# Dataset rows
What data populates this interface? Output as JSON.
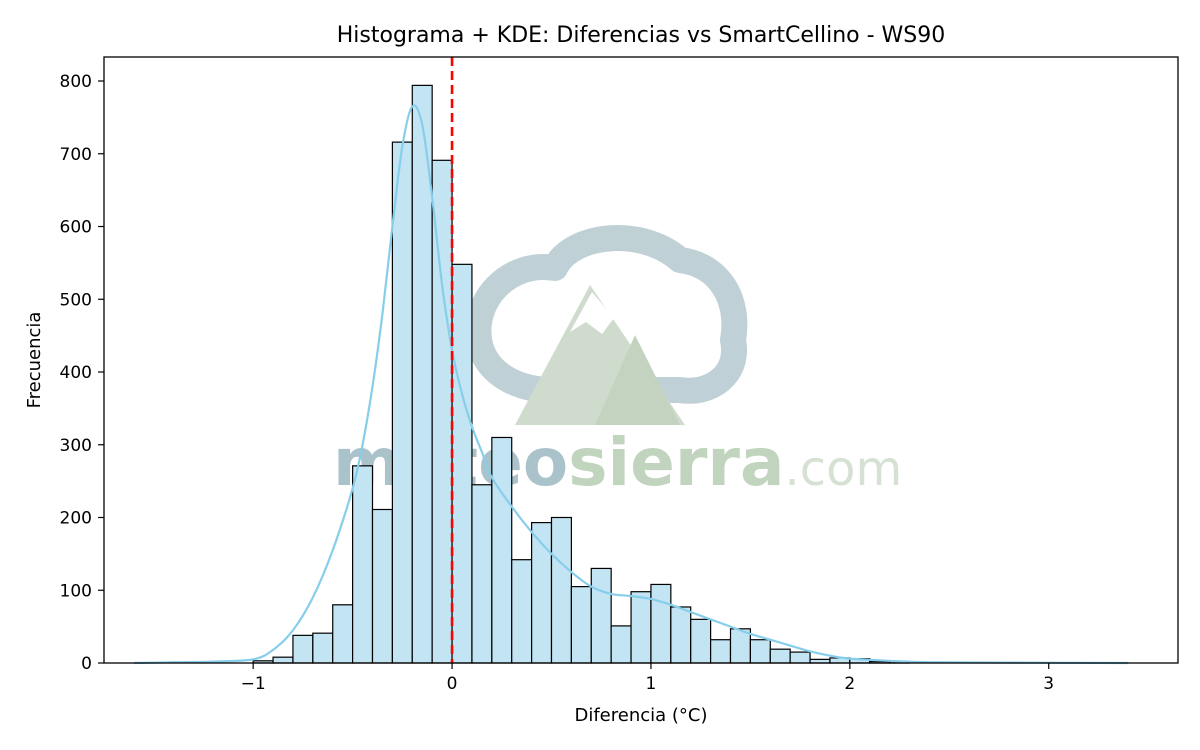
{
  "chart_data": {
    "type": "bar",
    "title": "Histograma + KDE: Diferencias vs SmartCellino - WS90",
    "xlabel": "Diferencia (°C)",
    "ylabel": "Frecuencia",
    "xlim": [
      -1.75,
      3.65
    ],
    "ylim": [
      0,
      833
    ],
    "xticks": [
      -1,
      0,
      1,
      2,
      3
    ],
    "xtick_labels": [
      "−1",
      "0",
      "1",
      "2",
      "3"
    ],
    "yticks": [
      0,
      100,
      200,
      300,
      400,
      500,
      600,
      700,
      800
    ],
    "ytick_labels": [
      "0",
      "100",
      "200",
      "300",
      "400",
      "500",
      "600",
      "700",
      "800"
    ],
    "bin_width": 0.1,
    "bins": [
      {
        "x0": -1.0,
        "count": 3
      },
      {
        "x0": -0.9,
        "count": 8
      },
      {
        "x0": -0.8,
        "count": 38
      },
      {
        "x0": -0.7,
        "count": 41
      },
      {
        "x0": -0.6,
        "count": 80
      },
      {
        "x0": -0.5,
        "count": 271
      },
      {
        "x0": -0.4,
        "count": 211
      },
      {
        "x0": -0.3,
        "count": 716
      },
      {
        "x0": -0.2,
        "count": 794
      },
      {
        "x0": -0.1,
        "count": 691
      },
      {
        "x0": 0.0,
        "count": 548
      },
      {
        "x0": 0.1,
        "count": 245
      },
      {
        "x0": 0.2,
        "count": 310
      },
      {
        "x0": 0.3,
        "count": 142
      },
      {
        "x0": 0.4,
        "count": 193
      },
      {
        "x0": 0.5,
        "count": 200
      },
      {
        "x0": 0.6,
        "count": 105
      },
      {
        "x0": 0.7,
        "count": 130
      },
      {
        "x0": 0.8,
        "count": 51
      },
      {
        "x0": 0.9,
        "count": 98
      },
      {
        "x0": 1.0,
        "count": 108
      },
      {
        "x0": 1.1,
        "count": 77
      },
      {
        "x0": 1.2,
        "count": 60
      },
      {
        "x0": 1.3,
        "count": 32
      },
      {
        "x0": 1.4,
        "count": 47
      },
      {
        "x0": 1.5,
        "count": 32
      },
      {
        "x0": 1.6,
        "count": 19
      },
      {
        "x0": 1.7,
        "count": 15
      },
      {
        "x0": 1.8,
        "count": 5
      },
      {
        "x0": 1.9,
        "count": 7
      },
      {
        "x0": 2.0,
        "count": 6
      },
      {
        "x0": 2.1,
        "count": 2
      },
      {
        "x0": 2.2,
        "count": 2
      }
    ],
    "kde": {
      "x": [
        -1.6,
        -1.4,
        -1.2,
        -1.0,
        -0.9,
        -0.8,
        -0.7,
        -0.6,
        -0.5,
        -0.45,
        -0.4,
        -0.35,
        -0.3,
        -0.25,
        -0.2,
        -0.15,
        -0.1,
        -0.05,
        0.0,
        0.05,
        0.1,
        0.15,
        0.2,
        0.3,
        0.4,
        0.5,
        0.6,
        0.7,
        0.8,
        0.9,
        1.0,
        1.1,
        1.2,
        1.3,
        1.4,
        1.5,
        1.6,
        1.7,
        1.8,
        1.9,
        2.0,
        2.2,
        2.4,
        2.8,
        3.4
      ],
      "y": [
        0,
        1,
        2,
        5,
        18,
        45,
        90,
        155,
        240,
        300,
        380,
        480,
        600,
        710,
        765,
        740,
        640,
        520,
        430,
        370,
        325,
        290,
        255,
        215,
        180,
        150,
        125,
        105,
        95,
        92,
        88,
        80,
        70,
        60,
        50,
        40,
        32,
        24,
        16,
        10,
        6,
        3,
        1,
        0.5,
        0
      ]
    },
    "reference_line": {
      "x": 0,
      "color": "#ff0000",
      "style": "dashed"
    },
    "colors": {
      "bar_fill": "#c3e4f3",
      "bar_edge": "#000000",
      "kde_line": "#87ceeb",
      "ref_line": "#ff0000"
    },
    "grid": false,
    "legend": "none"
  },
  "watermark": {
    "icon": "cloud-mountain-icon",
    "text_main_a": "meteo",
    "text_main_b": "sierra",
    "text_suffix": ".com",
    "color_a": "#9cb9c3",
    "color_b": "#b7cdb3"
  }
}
---
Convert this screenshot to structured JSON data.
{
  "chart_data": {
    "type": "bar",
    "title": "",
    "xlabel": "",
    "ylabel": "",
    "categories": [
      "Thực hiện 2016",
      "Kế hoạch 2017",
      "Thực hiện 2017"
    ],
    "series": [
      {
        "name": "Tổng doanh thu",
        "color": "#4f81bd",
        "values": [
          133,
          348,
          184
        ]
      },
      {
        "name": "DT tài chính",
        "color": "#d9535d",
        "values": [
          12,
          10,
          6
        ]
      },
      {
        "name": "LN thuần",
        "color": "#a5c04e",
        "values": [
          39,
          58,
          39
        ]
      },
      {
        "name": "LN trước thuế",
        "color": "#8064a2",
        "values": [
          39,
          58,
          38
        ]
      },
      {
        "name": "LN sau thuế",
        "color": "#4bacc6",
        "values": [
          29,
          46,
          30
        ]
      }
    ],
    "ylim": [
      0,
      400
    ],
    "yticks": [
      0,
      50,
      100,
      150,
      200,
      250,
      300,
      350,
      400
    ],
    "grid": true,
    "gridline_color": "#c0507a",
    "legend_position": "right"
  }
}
---
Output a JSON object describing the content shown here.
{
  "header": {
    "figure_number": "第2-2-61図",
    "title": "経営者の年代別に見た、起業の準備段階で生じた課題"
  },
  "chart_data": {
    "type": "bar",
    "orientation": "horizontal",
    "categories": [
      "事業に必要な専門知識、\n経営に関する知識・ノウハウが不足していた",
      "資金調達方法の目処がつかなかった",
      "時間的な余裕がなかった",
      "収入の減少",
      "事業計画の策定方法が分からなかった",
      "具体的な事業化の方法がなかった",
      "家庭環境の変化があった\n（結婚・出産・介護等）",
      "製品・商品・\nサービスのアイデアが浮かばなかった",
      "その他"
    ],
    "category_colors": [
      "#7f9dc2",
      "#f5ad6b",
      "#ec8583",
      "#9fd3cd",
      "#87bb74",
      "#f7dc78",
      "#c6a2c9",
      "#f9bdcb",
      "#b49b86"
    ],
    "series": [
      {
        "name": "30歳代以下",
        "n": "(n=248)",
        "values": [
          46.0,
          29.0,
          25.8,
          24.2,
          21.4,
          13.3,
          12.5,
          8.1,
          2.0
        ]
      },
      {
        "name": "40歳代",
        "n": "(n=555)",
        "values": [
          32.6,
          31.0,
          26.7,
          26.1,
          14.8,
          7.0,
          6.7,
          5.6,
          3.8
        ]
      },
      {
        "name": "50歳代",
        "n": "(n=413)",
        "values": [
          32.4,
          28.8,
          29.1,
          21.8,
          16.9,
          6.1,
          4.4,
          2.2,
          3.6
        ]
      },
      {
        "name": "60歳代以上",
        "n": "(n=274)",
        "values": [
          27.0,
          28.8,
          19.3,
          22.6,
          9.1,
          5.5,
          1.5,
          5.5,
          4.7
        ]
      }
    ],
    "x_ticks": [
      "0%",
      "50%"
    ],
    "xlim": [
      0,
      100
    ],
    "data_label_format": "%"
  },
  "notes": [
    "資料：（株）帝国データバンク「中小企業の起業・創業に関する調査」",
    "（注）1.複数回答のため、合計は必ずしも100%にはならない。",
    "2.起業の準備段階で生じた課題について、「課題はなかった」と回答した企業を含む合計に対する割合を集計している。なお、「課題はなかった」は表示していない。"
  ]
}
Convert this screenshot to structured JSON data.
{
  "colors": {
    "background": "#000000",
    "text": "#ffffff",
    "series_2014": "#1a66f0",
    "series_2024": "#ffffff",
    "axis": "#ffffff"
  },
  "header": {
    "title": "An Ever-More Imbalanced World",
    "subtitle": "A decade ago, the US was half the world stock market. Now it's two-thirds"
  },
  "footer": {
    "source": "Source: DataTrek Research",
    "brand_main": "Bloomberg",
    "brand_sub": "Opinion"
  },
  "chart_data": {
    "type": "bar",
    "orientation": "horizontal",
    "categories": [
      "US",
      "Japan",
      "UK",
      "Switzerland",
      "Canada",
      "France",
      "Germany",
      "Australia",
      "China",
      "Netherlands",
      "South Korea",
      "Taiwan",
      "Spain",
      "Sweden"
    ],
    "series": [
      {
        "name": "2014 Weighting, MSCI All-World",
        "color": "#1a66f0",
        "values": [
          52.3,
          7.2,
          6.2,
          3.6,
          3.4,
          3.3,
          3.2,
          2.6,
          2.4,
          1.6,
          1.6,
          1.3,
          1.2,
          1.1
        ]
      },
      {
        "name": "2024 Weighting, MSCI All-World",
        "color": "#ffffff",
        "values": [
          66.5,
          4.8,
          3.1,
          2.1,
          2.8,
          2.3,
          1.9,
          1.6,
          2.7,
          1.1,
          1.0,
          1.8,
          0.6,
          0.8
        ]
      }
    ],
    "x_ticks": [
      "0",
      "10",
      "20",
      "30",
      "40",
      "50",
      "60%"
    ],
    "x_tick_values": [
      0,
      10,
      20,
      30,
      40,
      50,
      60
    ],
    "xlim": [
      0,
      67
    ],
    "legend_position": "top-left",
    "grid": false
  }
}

# Stated exercise
Check each line of the entries above for the word "Output". List the ones that have it.

# Exercise answer
What data populates this interface? Output as JSON.
Output a JSON object describing the content shown here.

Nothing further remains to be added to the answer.